Task data:
-- Begin --

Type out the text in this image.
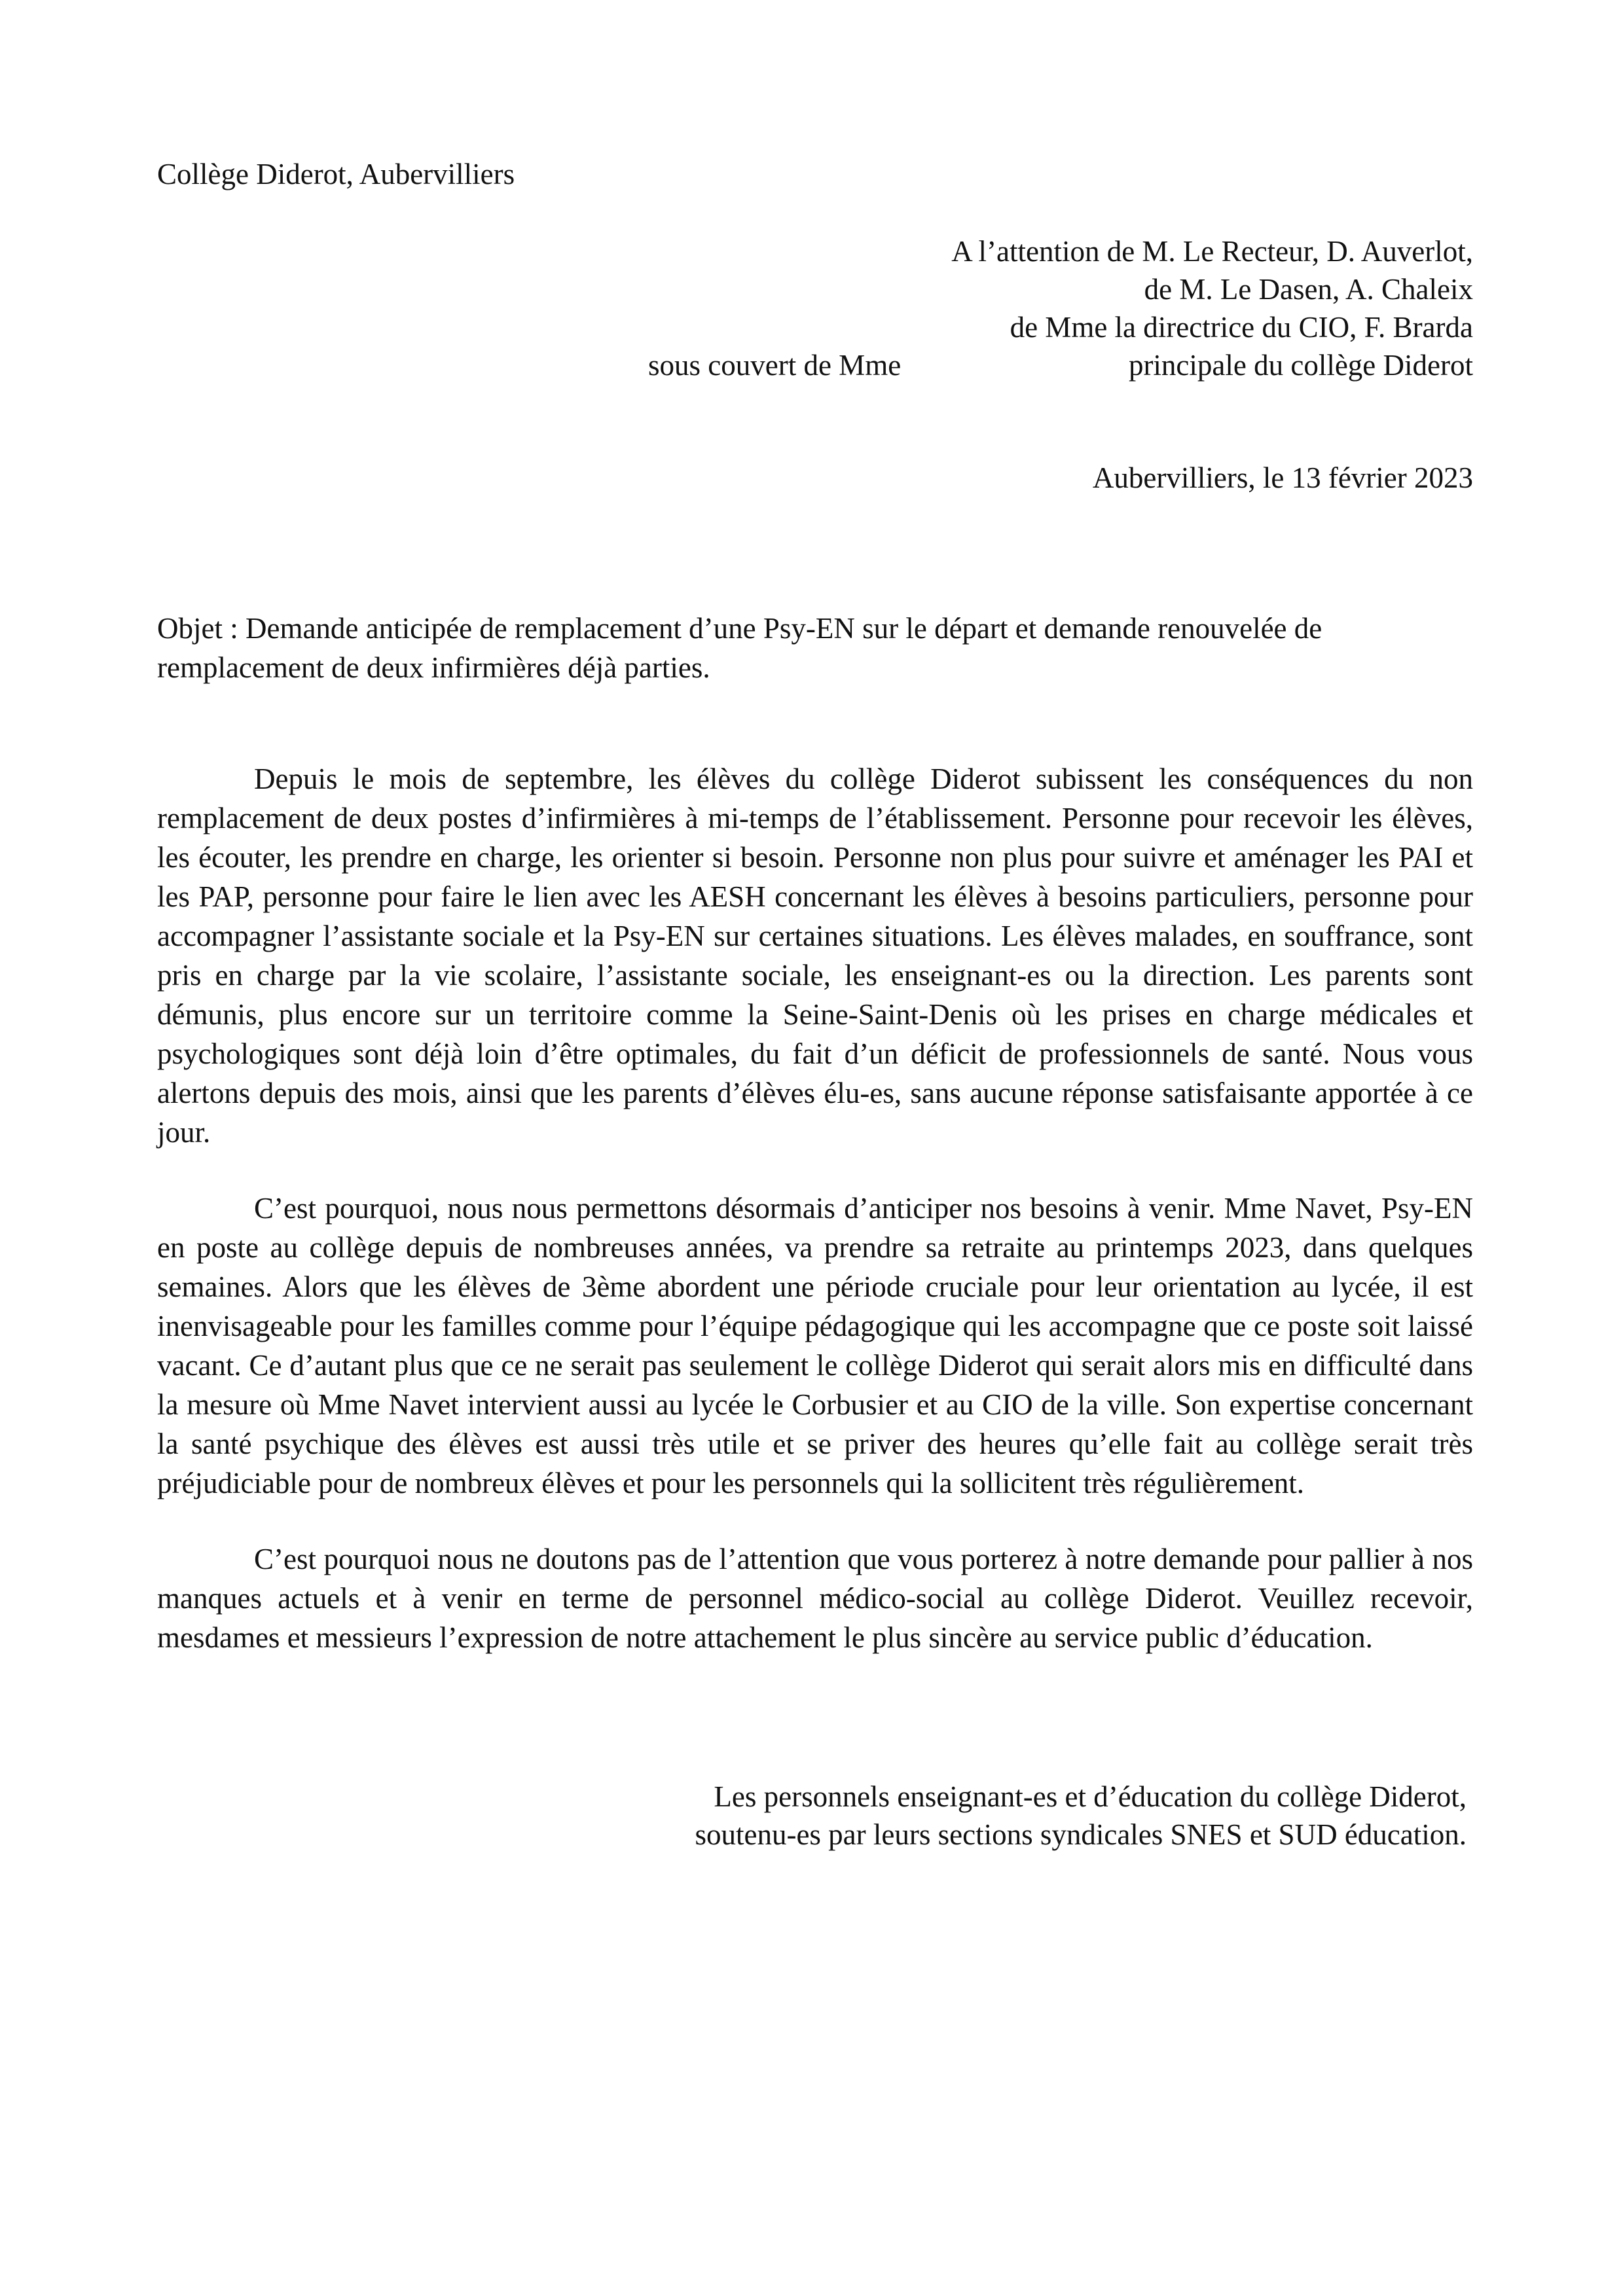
Collège Diderot, Aubervilliers
A l’attention de M. Le Recteur, D. Auverlot,
de M. Le Dasen, A. Chaleix
de Mme la directrice du CIO, F. Brarda
sous couvert de Mme	principale du collège Diderot
Aubervilliers, le 13 février 2023
Objet : Demande anticipée de remplacement d’une Psy-EN sur le départ et demande renouvelée de remplacement de deux infirmières déjà parties.

Depuis le mois de septembre, les élèves du collège Diderot subissent les conséquences du non remplacement de deux postes d’infirmières à mi-temps de l’établissement. Personne pour recevoir les élèves, les écouter, les prendre en charge, les orienter si besoin. Personne non plus pour suivre et aménager les PAI et les PAP, personne pour faire le lien avec les AESH concernant les élèves à besoins particuliers, personne pour accompagner l’assistante sociale et la Psy-EN sur certaines situations. Les élèves malades, en souffrance, sont pris en charge par la vie scolaire, l’assistante sociale, les enseignant-es ou la direction. Les parents sont démunis, plus encore sur un territoire comme la Seine-Saint-Denis où les prises en charge médicales et psychologiques sont déjà loin d’être optimales, du fait d’un déficit de professionnels de santé. Nous vous alertons depuis des mois, ainsi que les parents d’élèves élu-es, sans aucune réponse satisfaisante apportée à ce jour.

C’est pourquoi, nous nous permettons désormais d’anticiper nos besoins à venir. Mme Navet, Psy-EN en poste au collège depuis de nombreuses années, va prendre sa retraite au printemps 2023, dans quelques semaines. Alors que les élèves de 3ème abordent une période cruciale pour leur orientation au lycée, il est inenvisageable pour les familles comme pour l’équipe pédagogique qui les accompagne que ce poste soit laissé vacant. Ce d’autant plus que ce ne serait pas seulement le collège Diderot qui serait alors mis en difficulté dans la mesure où Mme Navet intervient aussi au lycée le Corbusier et au CIO de la ville. Son expertise concernant la santé psychique des élèves est aussi très utile et se priver des heures qu’elle fait au collège serait très préjudiciable pour de nombreux élèves et pour les personnels qui la sollicitent très régulièrement.

C’est pourquoi nous ne doutons pas de l’attention que vous porterez à notre demande pour pallier à nos manques actuels et à venir en terme de personnel médico-social au collège Diderot. Veuillez recevoir, mesdames et messieurs l’expression de notre attachement le plus sincère au service public d’éducation.

Les personnels enseignant-es et d’éducation du collège Diderot,
soutenu-es par leurs sections syndicales SNES et SUD éducation.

-- End --

A line counts if it holds the word "venir". How many lines of the entries count? Give the number only.

2